**AIM OF THE EXERCISE:** Report how many lines hold the word "image"; answer with the number alone.

A block of data:
::::

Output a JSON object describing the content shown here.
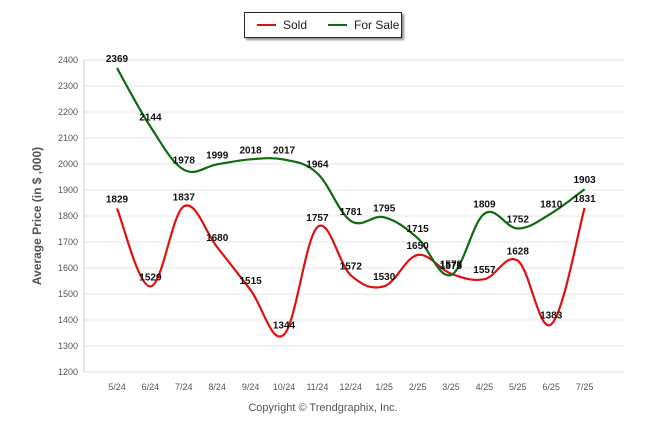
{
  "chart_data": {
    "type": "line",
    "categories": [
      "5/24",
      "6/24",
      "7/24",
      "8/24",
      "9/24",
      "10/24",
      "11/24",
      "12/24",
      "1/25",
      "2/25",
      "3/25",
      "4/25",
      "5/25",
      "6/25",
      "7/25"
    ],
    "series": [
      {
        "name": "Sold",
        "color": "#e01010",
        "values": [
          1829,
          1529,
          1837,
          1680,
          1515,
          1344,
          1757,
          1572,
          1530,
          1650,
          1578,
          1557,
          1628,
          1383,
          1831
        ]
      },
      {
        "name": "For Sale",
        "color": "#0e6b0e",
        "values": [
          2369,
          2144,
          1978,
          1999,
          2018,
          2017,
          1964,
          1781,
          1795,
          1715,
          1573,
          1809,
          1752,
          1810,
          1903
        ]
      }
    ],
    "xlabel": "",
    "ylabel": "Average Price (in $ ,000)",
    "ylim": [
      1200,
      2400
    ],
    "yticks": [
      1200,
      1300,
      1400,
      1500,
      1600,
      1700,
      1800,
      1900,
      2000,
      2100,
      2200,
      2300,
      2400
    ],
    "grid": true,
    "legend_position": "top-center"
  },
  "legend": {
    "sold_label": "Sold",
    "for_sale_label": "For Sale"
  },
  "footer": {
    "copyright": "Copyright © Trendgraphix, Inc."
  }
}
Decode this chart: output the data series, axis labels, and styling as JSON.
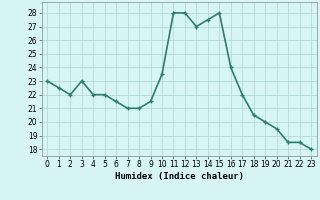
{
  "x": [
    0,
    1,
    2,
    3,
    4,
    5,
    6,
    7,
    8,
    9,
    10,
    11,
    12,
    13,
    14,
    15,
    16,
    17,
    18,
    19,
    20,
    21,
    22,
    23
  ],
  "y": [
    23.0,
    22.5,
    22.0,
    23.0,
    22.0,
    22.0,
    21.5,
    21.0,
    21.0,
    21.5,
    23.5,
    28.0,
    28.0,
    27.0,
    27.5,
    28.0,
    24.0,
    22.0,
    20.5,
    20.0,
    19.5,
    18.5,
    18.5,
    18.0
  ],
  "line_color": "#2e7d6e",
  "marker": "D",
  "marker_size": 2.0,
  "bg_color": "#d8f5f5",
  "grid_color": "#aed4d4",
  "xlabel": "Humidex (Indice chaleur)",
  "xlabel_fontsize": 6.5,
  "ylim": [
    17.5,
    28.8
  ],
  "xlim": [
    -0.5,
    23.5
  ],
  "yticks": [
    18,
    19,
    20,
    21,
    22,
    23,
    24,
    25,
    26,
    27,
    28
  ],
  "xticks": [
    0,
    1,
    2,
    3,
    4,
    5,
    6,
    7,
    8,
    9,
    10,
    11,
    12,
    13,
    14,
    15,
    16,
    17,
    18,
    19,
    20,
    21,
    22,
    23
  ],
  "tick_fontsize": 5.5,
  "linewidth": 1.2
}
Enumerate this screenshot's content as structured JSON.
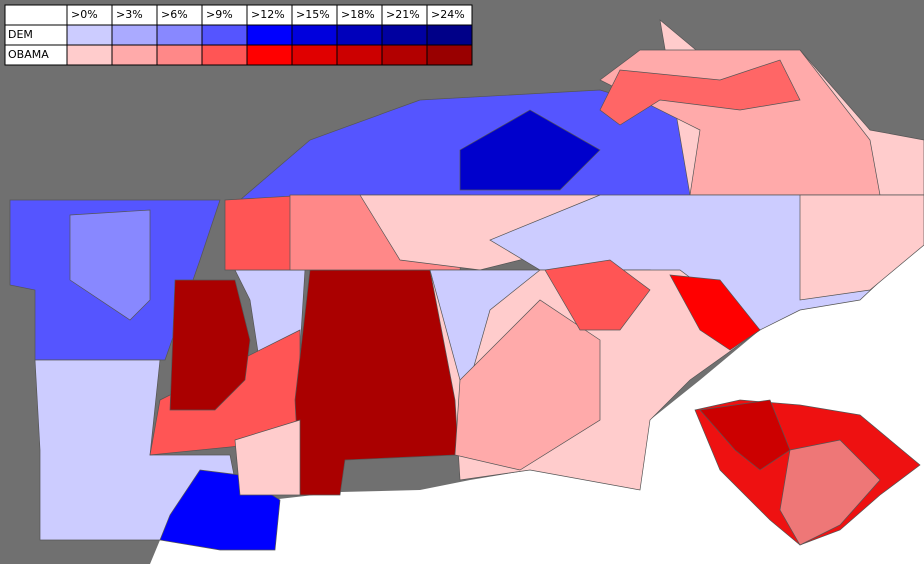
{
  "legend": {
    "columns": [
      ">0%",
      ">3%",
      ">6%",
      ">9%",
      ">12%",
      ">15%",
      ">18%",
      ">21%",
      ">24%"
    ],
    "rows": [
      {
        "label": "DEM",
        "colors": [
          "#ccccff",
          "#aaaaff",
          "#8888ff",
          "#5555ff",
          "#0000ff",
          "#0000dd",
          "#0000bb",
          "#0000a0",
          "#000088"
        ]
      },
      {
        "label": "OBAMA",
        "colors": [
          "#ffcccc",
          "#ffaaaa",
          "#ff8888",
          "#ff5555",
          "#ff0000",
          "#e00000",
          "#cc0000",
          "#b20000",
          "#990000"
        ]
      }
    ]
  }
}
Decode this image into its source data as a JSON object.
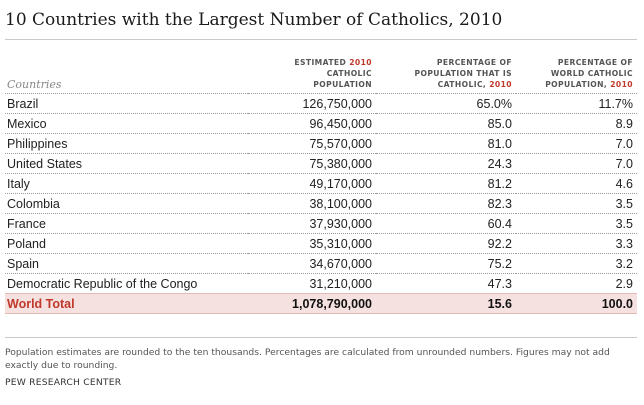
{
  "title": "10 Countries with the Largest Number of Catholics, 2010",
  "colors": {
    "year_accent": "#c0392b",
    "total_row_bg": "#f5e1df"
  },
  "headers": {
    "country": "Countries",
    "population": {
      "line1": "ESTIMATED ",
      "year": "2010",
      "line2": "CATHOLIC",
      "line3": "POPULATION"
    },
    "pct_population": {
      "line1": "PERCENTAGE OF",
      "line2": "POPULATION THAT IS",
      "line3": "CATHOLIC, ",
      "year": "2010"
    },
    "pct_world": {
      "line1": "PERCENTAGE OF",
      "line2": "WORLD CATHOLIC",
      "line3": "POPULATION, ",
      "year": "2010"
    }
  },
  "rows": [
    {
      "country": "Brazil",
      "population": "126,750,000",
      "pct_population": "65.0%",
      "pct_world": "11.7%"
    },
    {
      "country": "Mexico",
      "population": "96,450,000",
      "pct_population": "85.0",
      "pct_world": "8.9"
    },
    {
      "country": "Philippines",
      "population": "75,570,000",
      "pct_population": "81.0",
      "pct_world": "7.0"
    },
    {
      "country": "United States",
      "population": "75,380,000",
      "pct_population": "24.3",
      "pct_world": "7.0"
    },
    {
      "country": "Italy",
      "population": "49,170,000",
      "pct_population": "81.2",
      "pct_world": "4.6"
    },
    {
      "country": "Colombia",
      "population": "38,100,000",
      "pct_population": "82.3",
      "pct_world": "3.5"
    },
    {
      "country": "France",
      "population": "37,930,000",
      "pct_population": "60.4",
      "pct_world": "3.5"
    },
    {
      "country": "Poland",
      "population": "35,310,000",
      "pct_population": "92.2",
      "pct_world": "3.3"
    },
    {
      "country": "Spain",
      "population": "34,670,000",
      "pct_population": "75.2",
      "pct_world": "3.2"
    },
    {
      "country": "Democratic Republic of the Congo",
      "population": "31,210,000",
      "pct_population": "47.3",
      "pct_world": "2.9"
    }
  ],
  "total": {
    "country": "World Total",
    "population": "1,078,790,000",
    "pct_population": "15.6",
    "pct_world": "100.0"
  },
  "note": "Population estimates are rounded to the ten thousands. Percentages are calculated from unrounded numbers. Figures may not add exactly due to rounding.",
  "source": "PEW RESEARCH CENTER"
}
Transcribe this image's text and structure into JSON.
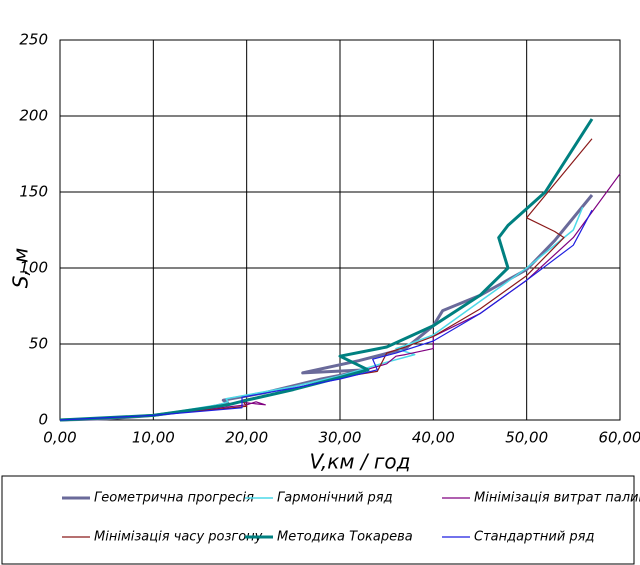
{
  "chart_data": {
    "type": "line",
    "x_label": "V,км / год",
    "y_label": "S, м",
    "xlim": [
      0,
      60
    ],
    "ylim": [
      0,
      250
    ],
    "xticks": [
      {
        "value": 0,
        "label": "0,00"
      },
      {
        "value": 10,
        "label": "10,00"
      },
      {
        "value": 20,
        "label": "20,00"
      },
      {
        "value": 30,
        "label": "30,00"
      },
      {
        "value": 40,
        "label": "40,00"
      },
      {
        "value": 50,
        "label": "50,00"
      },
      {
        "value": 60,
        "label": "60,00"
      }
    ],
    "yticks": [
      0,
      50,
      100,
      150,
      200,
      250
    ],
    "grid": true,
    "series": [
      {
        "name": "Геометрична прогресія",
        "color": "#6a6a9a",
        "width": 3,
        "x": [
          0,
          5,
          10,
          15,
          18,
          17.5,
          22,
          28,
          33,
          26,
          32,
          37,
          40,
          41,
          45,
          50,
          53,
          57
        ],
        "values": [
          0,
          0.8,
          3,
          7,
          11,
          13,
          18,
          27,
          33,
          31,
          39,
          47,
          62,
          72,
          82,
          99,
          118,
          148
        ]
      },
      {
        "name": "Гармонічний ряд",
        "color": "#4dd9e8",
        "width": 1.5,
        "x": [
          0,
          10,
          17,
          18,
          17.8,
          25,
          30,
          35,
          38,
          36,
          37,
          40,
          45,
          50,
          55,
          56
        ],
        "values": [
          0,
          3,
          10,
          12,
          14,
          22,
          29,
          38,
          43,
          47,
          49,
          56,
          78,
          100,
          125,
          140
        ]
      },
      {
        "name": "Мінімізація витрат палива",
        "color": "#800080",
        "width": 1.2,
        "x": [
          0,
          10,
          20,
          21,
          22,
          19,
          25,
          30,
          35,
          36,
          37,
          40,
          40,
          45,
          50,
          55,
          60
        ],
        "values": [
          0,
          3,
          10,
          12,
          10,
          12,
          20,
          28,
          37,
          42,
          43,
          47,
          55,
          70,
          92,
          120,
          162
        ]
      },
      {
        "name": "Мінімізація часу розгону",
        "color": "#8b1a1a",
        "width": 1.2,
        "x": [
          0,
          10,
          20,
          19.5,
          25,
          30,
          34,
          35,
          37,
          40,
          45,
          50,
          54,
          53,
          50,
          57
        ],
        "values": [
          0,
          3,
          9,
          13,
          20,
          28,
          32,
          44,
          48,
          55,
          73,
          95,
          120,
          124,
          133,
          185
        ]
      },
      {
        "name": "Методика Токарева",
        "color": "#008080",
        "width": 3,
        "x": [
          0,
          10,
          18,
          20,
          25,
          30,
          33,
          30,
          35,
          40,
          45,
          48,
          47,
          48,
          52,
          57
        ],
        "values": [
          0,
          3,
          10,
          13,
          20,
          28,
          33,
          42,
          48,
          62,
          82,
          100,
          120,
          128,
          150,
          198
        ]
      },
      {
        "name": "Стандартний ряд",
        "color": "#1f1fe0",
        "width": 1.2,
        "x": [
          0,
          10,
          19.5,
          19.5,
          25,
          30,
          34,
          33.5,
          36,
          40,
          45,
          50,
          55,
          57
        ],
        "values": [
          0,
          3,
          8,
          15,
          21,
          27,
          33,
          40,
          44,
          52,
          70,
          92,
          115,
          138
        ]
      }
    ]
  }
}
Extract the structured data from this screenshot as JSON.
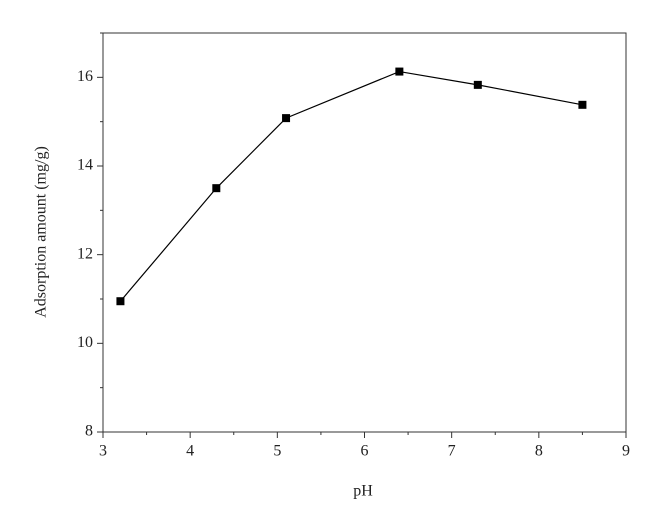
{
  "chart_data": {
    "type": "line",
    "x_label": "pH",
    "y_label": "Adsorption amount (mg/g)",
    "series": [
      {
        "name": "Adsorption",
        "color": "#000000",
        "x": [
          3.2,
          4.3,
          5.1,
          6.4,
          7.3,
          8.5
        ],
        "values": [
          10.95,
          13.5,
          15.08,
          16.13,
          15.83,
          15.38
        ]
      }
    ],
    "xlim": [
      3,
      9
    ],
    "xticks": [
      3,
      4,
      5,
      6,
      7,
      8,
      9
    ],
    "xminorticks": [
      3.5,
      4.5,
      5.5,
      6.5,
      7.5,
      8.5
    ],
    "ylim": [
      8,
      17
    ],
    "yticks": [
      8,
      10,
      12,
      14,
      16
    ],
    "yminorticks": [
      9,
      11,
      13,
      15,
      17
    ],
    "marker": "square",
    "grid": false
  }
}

::::

**THE SOLUTION:** 2